Determine how many lines carry the word "accum". Output that number only.

Lines of data:
___

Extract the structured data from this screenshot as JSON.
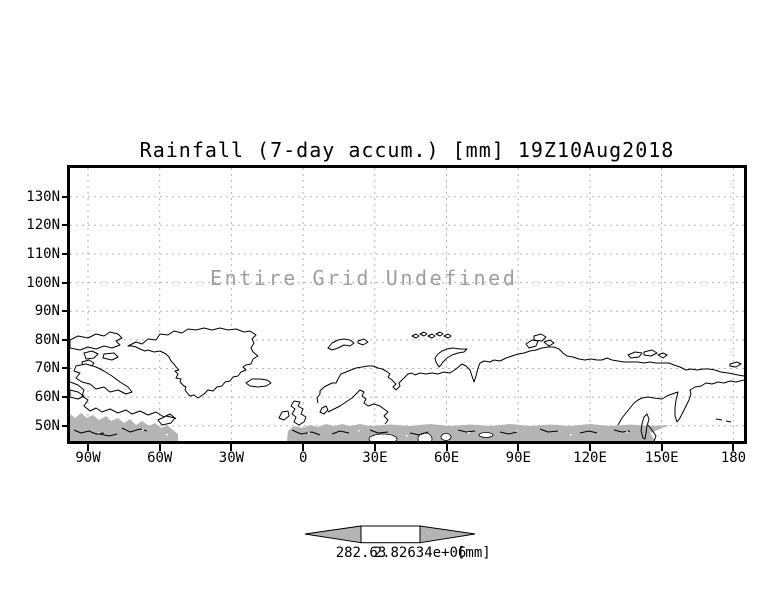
{
  "title": "Rainfall (7-day accum.) [mm] 19Z10Aug2018",
  "plot": {
    "undefined_text": "Entire Grid Undefined",
    "y_axis": {
      "ticks": [
        "130N",
        "120N",
        "110N",
        "100N",
        "90N",
        "80N",
        "70N",
        "60N",
        "50N"
      ]
    },
    "x_axis": {
      "ticks": [
        "90W",
        "60W",
        "30W",
        "0",
        "30E",
        "60E",
        "90E",
        "120E",
        "150E",
        "180"
      ]
    }
  },
  "colorbar": {
    "left_label": "282.63",
    "right_label": "2.82634e+06",
    "units": "[mm]"
  },
  "colors": {
    "coastline": "#000000",
    "gridline": "#b3b3b3",
    "land_shade": "#b4b4b4",
    "annotation_gray": "#9e9e9e",
    "colorbar_arrow_fill": "#b4b4b4",
    "colorbar_box_fill": "#ffffff"
  },
  "chart_data": {
    "type": "map",
    "title": "Rainfall (7-day accum.) [mm] 19Z10Aug2018",
    "annotation": "Entire Grid Undefined",
    "x_tick_labels": [
      "90W",
      "60W",
      "30W",
      "0",
      "30E",
      "60E",
      "90E",
      "120E",
      "150E",
      "180"
    ],
    "y_tick_labels": [
      "130N",
      "120N",
      "110N",
      "100N",
      "90N",
      "80N",
      "70N",
      "60N",
      "50N"
    ],
    "grid": "dashed",
    "series": [],
    "colorbar_ticks": [
      "282.63",
      "2.82634e+06"
    ],
    "colorbar_units": "[mm]",
    "notes": "Entire data grid undefined; only basemap coastlines, gray shaded band along southern edge, and empty colorbar arrow are drawn."
  }
}
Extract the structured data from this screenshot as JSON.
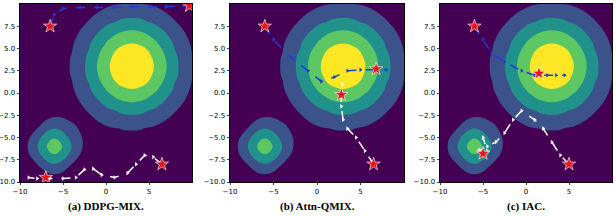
{
  "chart_data": [
    {
      "type": "contour",
      "title": "(a) DDPG-MIX.",
      "xlim": [
        -10,
        10
      ],
      "ylim": [
        -10,
        10
      ],
      "xticks": [
        {
          "value": -10,
          "label": "−10"
        },
        {
          "value": -5,
          "label": "−5"
        },
        0,
        5
      ],
      "yticks": [
        {
          "value": -10,
          "label": "−10.0"
        },
        {
          "value": -7.5,
          "label": "−7.5"
        },
        {
          "value": -5,
          "label": "−5.0"
        },
        {
          "value": -2.5,
          "label": "−2.5"
        },
        {
          "value": 0,
          "label": "0.0"
        },
        2.5,
        {
          "value": 5,
          "label": "5.0"
        },
        7.5
      ],
      "field": {
        "x": [
          -10,
          -8,
          -6,
          -4,
          -2,
          0,
          2,
          4,
          6,
          8,
          10
        ],
        "y": [
          -10,
          -8,
          -6,
          -4,
          -2,
          0,
          2,
          4,
          6,
          8,
          10
        ],
        "cells": [
          [
            0,
            0.03,
            0.05,
            0.03,
            0.01,
            0,
            0,
            0,
            0,
            0,
            0
          ],
          [
            0.03,
            0.2,
            0.39,
            0.2,
            0.04,
            0.02,
            0.02,
            0.02,
            0.02,
            0.01,
            0.01
          ],
          [
            0.05,
            0.39,
            0.76,
            0.4,
            0.09,
            0.06,
            0.08,
            0.08,
            0.06,
            0.04,
            0.02
          ],
          [
            0.03,
            0.2,
            0.4,
            0.24,
            0.13,
            0.17,
            0.21,
            0.21,
            0.16,
            0.1,
            0.05
          ],
          [
            0.01,
            0.04,
            0.09,
            0.13,
            0.21,
            0.35,
            0.44,
            0.44,
            0.35,
            0.21,
            0.1
          ],
          [
            0,
            0.02,
            0.06,
            0.16,
            0.35,
            0.57,
            0.73,
            0.73,
            0.57,
            0.35,
            0.16
          ],
          [
            0.01,
            0.02,
            0.08,
            0.21,
            0.44,
            0.73,
            0.94,
            0.94,
            0.73,
            0.44,
            0.21
          ],
          [
            0.01,
            0.02,
            0.08,
            0.21,
            0.44,
            0.73,
            0.94,
            0.94,
            0.73,
            0.44,
            0.21
          ],
          [
            0,
            0.02,
            0.06,
            0.16,
            0.35,
            0.57,
            0.73,
            0.73,
            0.57,
            0.35,
            0.16
          ],
          [
            0,
            0.01,
            0.04,
            0.1,
            0.21,
            0.35,
            0.44,
            0.44,
            0.35,
            0.21,
            0.1
          ],
          [
            0,
            0.01,
            0.02,
            0.05,
            0.1,
            0.16,
            0.21,
            0.21,
            0.16,
            0.1,
            0.05
          ]
        ]
      },
      "series": [
        {
          "color": "#1f3fd6",
          "line_style": "dashed",
          "marker": "triangle",
          "x": [
            -6.5,
            -6,
            -5,
            -3,
            -1,
            1,
            3,
            5,
            7,
            9,
            9.7
          ],
          "y": [
            7.5,
            8.8,
            9.5,
            9.6,
            9.6,
            9.6,
            9.7,
            9.7,
            9.7,
            9.8,
            9.8
          ]
        },
        {
          "color": "#ffffff",
          "line_style": "dashed",
          "marker": "triangle",
          "x": [
            6.5,
            5.5,
            4.5,
            3.5,
            2.5,
            1,
            -0.5,
            -1.5,
            -2.5,
            -3.5,
            -5,
            -6.5,
            -8,
            -9
          ],
          "y": [
            -8,
            -7.2,
            -7,
            -8,
            -9,
            -9.5,
            -9.2,
            -8.5,
            -8.6,
            -9.5,
            -9.6,
            -9.6,
            -9.6,
            -9.5
          ]
        },
        {
          "color": "#e8141c",
          "line_style": "none",
          "marker": "star",
          "x": [
            -6.5,
            9.7,
            -7,
            6.5
          ],
          "y": [
            7.5,
            9.8,
            -9.5,
            -8
          ]
        }
      ]
    },
    {
      "type": "contour",
      "title": "(b) Attn-QMIX.",
      "xlim": [
        -10,
        10
      ],
      "ylim": [
        -10,
        10
      ],
      "xticks": [
        {
          "value": -10,
          "label": "−10"
        },
        {
          "value": -5,
          "label": "−5"
        },
        0,
        5
      ],
      "yticks": [
        {
          "value": -10,
          "label": "−10.0"
        },
        {
          "value": -7.5,
          "label": "−7.5"
        },
        {
          "value": -5,
          "label": "−5.0"
        },
        {
          "value": -2.5,
          "label": "−2.5"
        },
        {
          "value": 0,
          "label": "0.0"
        },
        2.5,
        {
          "value": 5,
          "label": "5.0"
        },
        7.5
      ],
      "field": {
        "x": [
          -10,
          -8,
          -6,
          -4,
          -2,
          0,
          2,
          4,
          6,
          8,
          10
        ],
        "y": [
          -10,
          -8,
          -6,
          -4,
          -2,
          0,
          2,
          4,
          6,
          8,
          10
        ],
        "cells": [
          [
            0,
            0.03,
            0.05,
            0.03,
            0.01,
            0,
            0,
            0,
            0,
            0,
            0
          ],
          [
            0.03,
            0.2,
            0.39,
            0.2,
            0.04,
            0.02,
            0.02,
            0.02,
            0.02,
            0.01,
            0.01
          ],
          [
            0.05,
            0.39,
            0.76,
            0.4,
            0.09,
            0.06,
            0.08,
            0.08,
            0.06,
            0.04,
            0.02
          ],
          [
            0.03,
            0.2,
            0.4,
            0.24,
            0.13,
            0.17,
            0.21,
            0.21,
            0.16,
            0.1,
            0.05
          ],
          [
            0.01,
            0.04,
            0.09,
            0.13,
            0.21,
            0.35,
            0.44,
            0.44,
            0.35,
            0.21,
            0.1
          ],
          [
            0,
            0.02,
            0.06,
            0.16,
            0.35,
            0.57,
            0.73,
            0.73,
            0.57,
            0.35,
            0.16
          ],
          [
            0.01,
            0.02,
            0.08,
            0.21,
            0.44,
            0.73,
            0.94,
            0.94,
            0.73,
            0.44,
            0.21
          ],
          [
            0.01,
            0.02,
            0.08,
            0.21,
            0.44,
            0.73,
            0.94,
            0.94,
            0.73,
            0.44,
            0.21
          ],
          [
            0,
            0.02,
            0.06,
            0.16,
            0.35,
            0.57,
            0.73,
            0.73,
            0.57,
            0.35,
            0.16
          ],
          [
            0,
            0.01,
            0.04,
            0.1,
            0.21,
            0.35,
            0.44,
            0.44,
            0.35,
            0.21,
            0.1
          ],
          [
            0,
            0.01,
            0.02,
            0.05,
            0.1,
            0.16,
            0.21,
            0.21,
            0.16,
            0.1,
            0.05
          ]
        ]
      },
      "series": [
        {
          "color": "#1f3fd6",
          "line_style": "dashed",
          "marker": "triangle",
          "x": [
            -6,
            -5,
            -3,
            -1,
            0.5,
            2,
            3.5,
            5,
            6.5,
            8
          ],
          "y": [
            7.5,
            6,
            4,
            2.5,
            1.3,
            1.8,
            2.5,
            2.6,
            2.6,
            2.6
          ]
        },
        {
          "color": "#ffffff",
          "line_style": "dashed",
          "marker": "triangle",
          "x": [
            6.5,
            5.5,
            4.5,
            3.5,
            3,
            2.8,
            2.8,
            2.9
          ],
          "y": [
            -8,
            -6.5,
            -5,
            -4,
            -3,
            -1.5,
            0,
            1
          ]
        },
        {
          "color": "#e8141c",
          "line_style": "none",
          "marker": "star",
          "x": [
            -6,
            6.8,
            2.8,
            6.5
          ],
          "y": [
            7.5,
            2.7,
            -0.2,
            -8
          ]
        }
      ]
    },
    {
      "type": "contour",
      "title": "(c) IAC.",
      "xlim": [
        -10,
        10
      ],
      "ylim": [
        -10,
        10
      ],
      "xticks": [
        {
          "value": -10,
          "label": "−10"
        },
        {
          "value": -5,
          "label": "−5"
        },
        0,
        5
      ],
      "yticks": [
        {
          "value": -10,
          "label": "−10.0"
        },
        {
          "value": -7.5,
          "label": "−7.5"
        },
        {
          "value": -5,
          "label": "−5.0"
        },
        {
          "value": -2.5,
          "label": "−2.5"
        },
        {
          "value": 0,
          "label": "0.0"
        },
        2.5,
        {
          "value": 5,
          "label": "5.0"
        },
        7.5
      ],
      "field": {
        "x": [
          -10,
          -8,
          -6,
          -4,
          -2,
          0,
          2,
          4,
          6,
          8,
          10
        ],
        "y": [
          -10,
          -8,
          -6,
          -4,
          -2,
          0,
          2,
          4,
          6,
          8,
          10
        ],
        "cells": [
          [
            0,
            0.03,
            0.05,
            0.03,
            0.01,
            0,
            0,
            0,
            0,
            0,
            0
          ],
          [
            0.03,
            0.2,
            0.39,
            0.2,
            0.04,
            0.02,
            0.02,
            0.02,
            0.02,
            0.01,
            0.01
          ],
          [
            0.05,
            0.39,
            0.76,
            0.4,
            0.09,
            0.06,
            0.08,
            0.08,
            0.06,
            0.04,
            0.02
          ],
          [
            0.03,
            0.2,
            0.4,
            0.24,
            0.13,
            0.17,
            0.21,
            0.21,
            0.16,
            0.1,
            0.05
          ],
          [
            0.01,
            0.04,
            0.09,
            0.13,
            0.21,
            0.35,
            0.44,
            0.44,
            0.35,
            0.21,
            0.1
          ],
          [
            0,
            0.02,
            0.06,
            0.16,
            0.35,
            0.57,
            0.73,
            0.73,
            0.57,
            0.35,
            0.16
          ],
          [
            0.01,
            0.02,
            0.08,
            0.21,
            0.44,
            0.73,
            0.94,
            0.94,
            0.73,
            0.44,
            0.21
          ],
          [
            0.01,
            0.02,
            0.08,
            0.21,
            0.44,
            0.73,
            0.94,
            0.94,
            0.73,
            0.44,
            0.21
          ],
          [
            0,
            0.02,
            0.06,
            0.16,
            0.35,
            0.57,
            0.73,
            0.73,
            0.57,
            0.35,
            0.16
          ],
          [
            0,
            0.01,
            0.04,
            0.1,
            0.21,
            0.35,
            0.44,
            0.44,
            0.35,
            0.21,
            0.1
          ],
          [
            0,
            0.01,
            0.02,
            0.05,
            0.1,
            0.16,
            0.21,
            0.21,
            0.16,
            0.1,
            0.05
          ]
        ]
      },
      "series": [
        {
          "color": "#1f3fd6",
          "line_style": "dashed",
          "marker": "triangle",
          "x": [
            -6,
            -5,
            -4,
            -2.5,
            -0.5,
            1,
            2.5,
            3.5,
            4.5
          ],
          "y": [
            7.5,
            6,
            4.5,
            3.5,
            2.5,
            2,
            2,
            2,
            2
          ]
        },
        {
          "color": "#ffffff",
          "line_style": "dashed",
          "marker": "triangle",
          "x": [
            5,
            4,
            3,
            2,
            1,
            -0.5,
            -1.5,
            -2.5,
            -3.5,
            -4.5,
            -5.5,
            -5,
            -4.5,
            -5
          ],
          "y": [
            -8,
            -7,
            -5.5,
            -4,
            -3,
            -2,
            -3,
            -4.5,
            -5.5,
            -6,
            -6.5,
            -5,
            -6.5,
            -7
          ]
        },
        {
          "color": "#e8141c",
          "line_style": "none",
          "marker": "star",
          "x": [
            -6,
            1.5,
            -5,
            5
          ],
          "y": [
            7.5,
            2.2,
            -6.8,
            -8
          ]
        }
      ]
    }
  ]
}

___

RESULT OF THE TASK:
2